Information provided
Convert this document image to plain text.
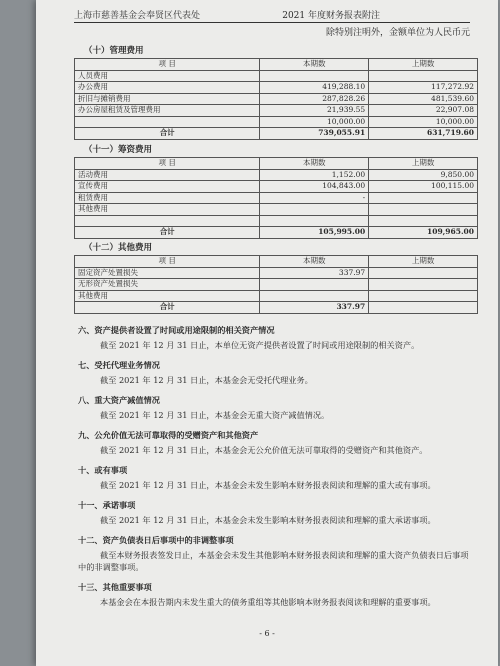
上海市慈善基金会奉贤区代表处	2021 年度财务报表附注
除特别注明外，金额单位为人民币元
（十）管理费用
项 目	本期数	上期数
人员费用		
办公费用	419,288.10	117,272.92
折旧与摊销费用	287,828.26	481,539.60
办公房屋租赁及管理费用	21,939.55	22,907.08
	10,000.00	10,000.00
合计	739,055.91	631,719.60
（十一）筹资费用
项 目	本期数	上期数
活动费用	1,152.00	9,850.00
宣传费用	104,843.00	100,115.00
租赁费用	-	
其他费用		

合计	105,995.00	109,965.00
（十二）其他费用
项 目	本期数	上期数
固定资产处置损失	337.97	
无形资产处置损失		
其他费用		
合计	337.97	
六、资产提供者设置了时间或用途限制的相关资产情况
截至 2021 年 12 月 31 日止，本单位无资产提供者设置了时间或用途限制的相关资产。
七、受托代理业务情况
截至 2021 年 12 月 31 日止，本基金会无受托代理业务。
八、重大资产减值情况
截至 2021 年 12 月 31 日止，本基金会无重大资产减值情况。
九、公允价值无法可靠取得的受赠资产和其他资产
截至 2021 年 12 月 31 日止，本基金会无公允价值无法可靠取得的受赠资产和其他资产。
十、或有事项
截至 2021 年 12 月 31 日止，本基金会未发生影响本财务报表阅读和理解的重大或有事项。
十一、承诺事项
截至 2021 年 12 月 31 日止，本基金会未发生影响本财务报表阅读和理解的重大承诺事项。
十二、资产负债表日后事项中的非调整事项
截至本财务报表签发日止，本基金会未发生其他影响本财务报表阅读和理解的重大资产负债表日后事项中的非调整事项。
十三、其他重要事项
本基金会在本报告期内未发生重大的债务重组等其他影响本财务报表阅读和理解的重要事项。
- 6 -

---

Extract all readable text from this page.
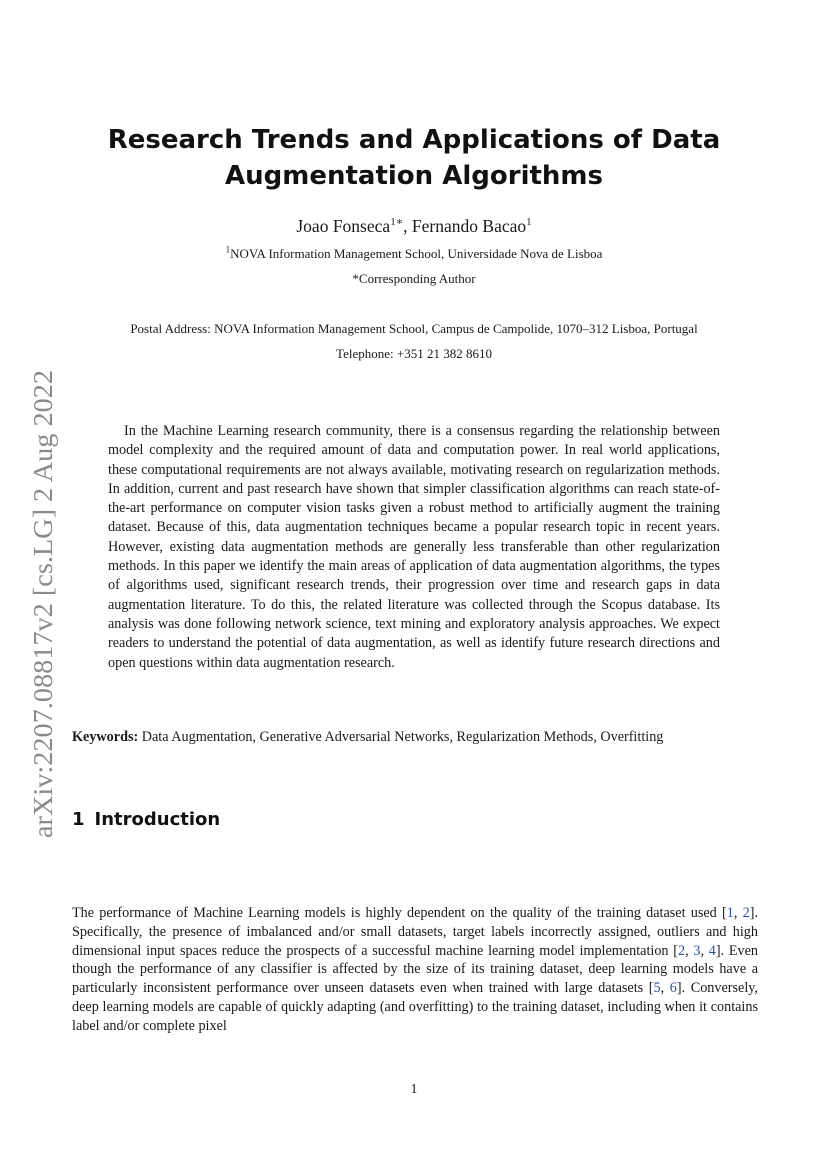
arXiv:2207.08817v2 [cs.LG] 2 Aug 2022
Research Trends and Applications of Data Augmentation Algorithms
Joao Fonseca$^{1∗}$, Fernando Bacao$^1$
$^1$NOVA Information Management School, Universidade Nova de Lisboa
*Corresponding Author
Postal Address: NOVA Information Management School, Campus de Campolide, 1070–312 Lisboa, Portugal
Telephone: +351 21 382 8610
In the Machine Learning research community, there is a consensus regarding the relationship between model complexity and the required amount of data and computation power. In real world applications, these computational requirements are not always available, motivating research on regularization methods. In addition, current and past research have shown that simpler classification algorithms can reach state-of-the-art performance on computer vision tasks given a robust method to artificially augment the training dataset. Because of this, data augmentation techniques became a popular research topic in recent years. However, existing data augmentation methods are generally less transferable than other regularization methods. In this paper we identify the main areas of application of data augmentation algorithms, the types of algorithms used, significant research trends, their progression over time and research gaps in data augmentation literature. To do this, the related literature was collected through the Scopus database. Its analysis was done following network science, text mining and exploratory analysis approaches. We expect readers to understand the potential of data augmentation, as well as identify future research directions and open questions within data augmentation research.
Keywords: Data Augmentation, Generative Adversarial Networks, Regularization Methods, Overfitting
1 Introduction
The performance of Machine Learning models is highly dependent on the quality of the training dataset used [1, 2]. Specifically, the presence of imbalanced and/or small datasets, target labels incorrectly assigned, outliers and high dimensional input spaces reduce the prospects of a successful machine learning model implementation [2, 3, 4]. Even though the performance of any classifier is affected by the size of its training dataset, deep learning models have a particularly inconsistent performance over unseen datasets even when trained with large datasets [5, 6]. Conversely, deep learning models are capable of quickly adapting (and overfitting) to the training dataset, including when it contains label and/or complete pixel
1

Short exercise
Pull out the lines above in which the word "School" appears.

Task answer
$^1$NOVA Information Management School, Universidade Nova de Lisboa
Postal Address: NOVA Information Management School, Campus de Campolide, 1070–312 Lisboa, Portugal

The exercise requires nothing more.